╔══
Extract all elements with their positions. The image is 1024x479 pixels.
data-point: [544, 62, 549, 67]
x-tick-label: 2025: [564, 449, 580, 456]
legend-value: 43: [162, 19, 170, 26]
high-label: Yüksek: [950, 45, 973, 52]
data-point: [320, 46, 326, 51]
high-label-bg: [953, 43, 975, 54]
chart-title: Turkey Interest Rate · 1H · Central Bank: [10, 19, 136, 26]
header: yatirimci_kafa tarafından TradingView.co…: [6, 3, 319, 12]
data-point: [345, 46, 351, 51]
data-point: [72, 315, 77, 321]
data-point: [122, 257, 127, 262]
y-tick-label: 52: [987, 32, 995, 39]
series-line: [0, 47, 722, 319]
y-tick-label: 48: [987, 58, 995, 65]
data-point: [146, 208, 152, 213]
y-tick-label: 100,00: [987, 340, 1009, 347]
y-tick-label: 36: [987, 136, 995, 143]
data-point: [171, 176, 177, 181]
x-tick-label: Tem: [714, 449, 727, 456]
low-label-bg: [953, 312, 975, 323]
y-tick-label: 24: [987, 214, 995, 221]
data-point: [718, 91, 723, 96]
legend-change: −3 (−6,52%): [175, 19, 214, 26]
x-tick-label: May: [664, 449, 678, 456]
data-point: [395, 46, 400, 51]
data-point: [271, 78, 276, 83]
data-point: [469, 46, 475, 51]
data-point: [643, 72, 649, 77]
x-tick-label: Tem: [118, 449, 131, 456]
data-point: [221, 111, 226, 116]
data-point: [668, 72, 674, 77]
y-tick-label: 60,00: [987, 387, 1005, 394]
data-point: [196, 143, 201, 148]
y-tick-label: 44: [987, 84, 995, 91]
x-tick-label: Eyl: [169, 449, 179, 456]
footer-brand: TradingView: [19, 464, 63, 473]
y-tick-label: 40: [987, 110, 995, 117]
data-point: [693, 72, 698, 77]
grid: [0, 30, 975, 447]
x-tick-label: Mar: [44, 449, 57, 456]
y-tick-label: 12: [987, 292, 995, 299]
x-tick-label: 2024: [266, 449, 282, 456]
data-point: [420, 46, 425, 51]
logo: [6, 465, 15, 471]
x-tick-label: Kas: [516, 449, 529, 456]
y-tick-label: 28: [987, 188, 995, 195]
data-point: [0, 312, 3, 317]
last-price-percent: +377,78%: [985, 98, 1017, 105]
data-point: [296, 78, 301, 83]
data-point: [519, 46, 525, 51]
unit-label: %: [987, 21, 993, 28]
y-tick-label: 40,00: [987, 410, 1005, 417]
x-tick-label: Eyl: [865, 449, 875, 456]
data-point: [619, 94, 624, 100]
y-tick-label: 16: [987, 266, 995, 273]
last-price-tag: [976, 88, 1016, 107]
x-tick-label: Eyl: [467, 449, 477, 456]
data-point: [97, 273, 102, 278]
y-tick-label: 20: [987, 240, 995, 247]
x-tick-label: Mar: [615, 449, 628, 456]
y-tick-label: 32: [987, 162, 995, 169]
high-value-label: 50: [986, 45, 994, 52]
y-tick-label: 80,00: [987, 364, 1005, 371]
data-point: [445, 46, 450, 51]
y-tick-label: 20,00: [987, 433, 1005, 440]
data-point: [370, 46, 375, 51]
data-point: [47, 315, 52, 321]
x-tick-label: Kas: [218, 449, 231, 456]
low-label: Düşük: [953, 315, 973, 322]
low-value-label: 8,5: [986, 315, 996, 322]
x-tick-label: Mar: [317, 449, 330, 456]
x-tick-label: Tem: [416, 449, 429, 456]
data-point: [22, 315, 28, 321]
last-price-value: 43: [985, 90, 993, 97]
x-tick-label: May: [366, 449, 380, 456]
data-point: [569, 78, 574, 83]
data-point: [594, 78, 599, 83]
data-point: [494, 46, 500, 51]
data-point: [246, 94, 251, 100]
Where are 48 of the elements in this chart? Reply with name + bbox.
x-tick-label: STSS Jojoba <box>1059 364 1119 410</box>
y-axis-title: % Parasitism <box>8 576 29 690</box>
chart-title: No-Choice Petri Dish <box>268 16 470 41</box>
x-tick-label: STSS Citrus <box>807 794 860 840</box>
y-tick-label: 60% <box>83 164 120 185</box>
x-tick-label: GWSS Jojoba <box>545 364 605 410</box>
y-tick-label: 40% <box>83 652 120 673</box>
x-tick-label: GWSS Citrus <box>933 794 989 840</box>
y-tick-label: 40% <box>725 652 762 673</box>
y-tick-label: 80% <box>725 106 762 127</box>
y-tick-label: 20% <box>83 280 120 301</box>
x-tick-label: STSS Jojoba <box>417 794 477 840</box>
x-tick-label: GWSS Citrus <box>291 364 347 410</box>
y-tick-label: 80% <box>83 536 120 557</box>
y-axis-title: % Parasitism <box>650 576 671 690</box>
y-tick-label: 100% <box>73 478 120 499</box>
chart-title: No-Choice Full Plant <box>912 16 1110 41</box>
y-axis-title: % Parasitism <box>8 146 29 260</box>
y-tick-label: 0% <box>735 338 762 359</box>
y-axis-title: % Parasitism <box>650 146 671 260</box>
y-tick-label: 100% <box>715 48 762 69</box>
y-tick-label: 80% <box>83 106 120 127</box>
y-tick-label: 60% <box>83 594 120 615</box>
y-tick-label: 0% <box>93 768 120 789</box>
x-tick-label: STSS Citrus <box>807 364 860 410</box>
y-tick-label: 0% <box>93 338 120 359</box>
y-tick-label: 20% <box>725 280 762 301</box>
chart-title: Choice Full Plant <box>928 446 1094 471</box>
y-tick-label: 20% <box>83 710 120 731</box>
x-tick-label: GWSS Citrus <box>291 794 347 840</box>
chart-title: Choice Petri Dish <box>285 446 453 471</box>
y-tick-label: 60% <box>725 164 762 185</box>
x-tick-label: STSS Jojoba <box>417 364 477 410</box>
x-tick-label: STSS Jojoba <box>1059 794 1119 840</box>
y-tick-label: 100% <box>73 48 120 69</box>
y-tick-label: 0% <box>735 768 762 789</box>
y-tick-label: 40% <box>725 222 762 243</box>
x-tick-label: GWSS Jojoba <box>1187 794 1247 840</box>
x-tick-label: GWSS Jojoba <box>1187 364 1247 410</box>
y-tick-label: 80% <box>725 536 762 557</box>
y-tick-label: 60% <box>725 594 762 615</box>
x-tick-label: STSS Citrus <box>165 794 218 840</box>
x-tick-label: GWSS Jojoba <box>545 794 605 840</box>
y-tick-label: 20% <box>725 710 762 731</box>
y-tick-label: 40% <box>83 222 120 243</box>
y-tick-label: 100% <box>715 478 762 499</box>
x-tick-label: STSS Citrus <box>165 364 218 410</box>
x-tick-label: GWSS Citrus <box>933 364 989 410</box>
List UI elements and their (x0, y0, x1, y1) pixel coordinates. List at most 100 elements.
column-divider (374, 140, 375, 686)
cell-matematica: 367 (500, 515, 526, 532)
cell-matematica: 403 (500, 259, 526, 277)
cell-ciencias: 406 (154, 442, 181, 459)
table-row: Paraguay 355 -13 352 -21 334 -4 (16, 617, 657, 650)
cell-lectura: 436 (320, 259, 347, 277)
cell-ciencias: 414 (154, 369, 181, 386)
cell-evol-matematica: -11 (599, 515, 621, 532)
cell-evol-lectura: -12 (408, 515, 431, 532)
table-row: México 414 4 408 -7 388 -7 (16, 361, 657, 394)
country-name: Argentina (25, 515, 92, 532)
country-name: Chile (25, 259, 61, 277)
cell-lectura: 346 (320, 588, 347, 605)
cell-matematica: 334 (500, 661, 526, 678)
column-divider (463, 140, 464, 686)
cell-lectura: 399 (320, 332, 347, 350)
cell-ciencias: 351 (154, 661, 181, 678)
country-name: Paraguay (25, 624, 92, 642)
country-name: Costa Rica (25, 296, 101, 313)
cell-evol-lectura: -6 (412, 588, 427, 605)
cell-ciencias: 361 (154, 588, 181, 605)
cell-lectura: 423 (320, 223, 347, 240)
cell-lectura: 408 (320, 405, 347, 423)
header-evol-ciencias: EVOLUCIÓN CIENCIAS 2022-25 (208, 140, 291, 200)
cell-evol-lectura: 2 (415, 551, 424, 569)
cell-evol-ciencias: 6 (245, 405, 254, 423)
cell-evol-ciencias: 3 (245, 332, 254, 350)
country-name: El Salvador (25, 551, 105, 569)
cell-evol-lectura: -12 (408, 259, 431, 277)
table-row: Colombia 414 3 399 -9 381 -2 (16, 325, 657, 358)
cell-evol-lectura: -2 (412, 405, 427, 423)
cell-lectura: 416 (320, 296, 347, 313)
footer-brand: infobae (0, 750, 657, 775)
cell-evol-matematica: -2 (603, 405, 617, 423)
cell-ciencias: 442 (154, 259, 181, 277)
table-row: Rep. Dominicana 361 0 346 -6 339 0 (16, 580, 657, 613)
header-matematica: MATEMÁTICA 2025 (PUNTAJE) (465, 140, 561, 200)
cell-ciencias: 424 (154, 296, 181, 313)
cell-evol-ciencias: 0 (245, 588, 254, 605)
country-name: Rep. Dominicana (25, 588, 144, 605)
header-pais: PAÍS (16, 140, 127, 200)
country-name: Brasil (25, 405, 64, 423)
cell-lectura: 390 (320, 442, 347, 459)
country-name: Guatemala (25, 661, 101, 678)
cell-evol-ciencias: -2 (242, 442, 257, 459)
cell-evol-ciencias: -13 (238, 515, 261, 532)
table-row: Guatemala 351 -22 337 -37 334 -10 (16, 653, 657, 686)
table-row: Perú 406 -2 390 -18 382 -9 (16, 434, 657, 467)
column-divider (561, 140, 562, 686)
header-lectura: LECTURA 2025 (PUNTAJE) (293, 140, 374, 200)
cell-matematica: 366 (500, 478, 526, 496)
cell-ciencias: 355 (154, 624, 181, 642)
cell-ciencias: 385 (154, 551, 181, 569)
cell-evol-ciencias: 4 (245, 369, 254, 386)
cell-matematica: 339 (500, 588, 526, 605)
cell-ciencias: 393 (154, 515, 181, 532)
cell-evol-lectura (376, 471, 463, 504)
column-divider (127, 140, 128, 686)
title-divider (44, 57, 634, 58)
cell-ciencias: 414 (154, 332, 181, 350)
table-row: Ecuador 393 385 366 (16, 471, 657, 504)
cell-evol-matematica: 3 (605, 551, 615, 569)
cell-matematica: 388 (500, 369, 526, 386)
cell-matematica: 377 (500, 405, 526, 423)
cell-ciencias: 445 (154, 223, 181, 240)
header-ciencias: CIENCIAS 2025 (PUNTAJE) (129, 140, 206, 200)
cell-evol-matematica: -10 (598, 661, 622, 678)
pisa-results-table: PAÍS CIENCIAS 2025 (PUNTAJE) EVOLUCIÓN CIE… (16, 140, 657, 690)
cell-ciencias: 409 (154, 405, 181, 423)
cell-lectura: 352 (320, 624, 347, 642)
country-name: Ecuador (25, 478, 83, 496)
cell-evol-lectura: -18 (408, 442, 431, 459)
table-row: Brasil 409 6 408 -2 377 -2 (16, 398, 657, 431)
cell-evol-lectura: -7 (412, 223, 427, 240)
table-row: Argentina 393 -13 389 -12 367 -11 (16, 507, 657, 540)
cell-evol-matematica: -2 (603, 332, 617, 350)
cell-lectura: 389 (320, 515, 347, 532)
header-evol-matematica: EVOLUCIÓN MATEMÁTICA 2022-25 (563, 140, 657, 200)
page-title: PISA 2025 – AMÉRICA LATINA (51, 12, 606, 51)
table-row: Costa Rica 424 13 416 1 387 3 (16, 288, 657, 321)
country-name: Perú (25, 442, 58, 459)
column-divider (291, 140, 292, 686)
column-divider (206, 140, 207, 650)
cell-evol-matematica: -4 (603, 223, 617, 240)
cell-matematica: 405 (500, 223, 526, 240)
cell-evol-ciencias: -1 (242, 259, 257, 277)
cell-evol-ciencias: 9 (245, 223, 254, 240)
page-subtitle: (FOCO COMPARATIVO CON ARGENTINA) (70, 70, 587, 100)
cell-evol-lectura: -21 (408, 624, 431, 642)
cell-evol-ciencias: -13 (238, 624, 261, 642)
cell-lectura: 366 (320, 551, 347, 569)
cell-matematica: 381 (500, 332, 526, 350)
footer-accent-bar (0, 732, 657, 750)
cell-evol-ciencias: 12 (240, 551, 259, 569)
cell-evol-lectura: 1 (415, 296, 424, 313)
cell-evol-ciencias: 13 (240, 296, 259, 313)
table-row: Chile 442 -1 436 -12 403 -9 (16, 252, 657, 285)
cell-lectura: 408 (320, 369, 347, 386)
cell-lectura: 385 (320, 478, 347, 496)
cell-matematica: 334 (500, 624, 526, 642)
╚══
Transcribe the records verbatim, from their first line up to and including the line containing "last-price-percent: +377,78%: [985, 98, 1017, 105]".

> Full output
Extract all elements with their positions. The image is 1024x479 pixels.
data-point: [544, 62, 549, 67]
x-tick-label: 2025: [564, 449, 580, 456]
legend-value: 43: [162, 19, 170, 26]
high-label: Yüksek: [950, 45, 973, 52]
data-point: [320, 46, 326, 51]
high-label-bg: [953, 43, 975, 54]
chart-title: Turkey Interest Rate · 1H · Central Bank: [10, 19, 136, 26]
header: yatirimci_kafa tarafından TradingView.co…: [6, 3, 319, 12]
data-point: [345, 46, 351, 51]
data-point: [72, 315, 77, 321]
data-point: [122, 257, 127, 262]
y-tick-label: 52: [987, 32, 995, 39]
series-line: [0, 47, 722, 319]
y-tick-label: 48: [987, 58, 995, 65]
data-point: [146, 208, 152, 213]
y-tick-label: 100,00: [987, 340, 1009, 347]
y-tick-label: 36: [987, 136, 995, 143]
data-point: [171, 176, 177, 181]
x-tick-label: Tem: [714, 449, 727, 456]
low-label-bg: [953, 312, 975, 323]
y-tick-label: 24: [987, 214, 995, 221]
data-point: [718, 91, 723, 96]
legend-change: −3 (−6,52%): [175, 19, 214, 26]
x-tick-label: May: [664, 449, 678, 456]
data-point: [395, 46, 400, 51]
data-point: [271, 78, 276, 83]
data-point: [469, 46, 475, 51]
data-point: [643, 72, 649, 77]
x-tick-label: Tem: [118, 449, 131, 456]
data-point: [221, 111, 226, 116]
data-point: [668, 72, 674, 77]
y-tick-label: 60,00: [987, 387, 1005, 394]
data-point: [196, 143, 201, 148]
y-tick-label: 44: [987, 84, 995, 91]
x-tick-label: Eyl: [169, 449, 179, 456]
footer-brand: TradingView: [19, 464, 63, 473]
y-tick-label: 40: [987, 110, 995, 117]
data-point: [693, 72, 698, 77]
grid: [0, 30, 975, 447]
x-tick-label: Mar: [44, 449, 57, 456]
y-tick-label: 12: [987, 292, 995, 299]
x-tick-label: 2024: [266, 449, 282, 456]
data-point: [420, 46, 425, 51]
logo: [6, 465, 15, 471]
x-tick-label: Kas: [516, 449, 529, 456]
y-tick-label: 28: [987, 188, 995, 195]
data-point: [0, 312, 3, 317]
last-price-percent: +377,78%: [985, 98, 1017, 105]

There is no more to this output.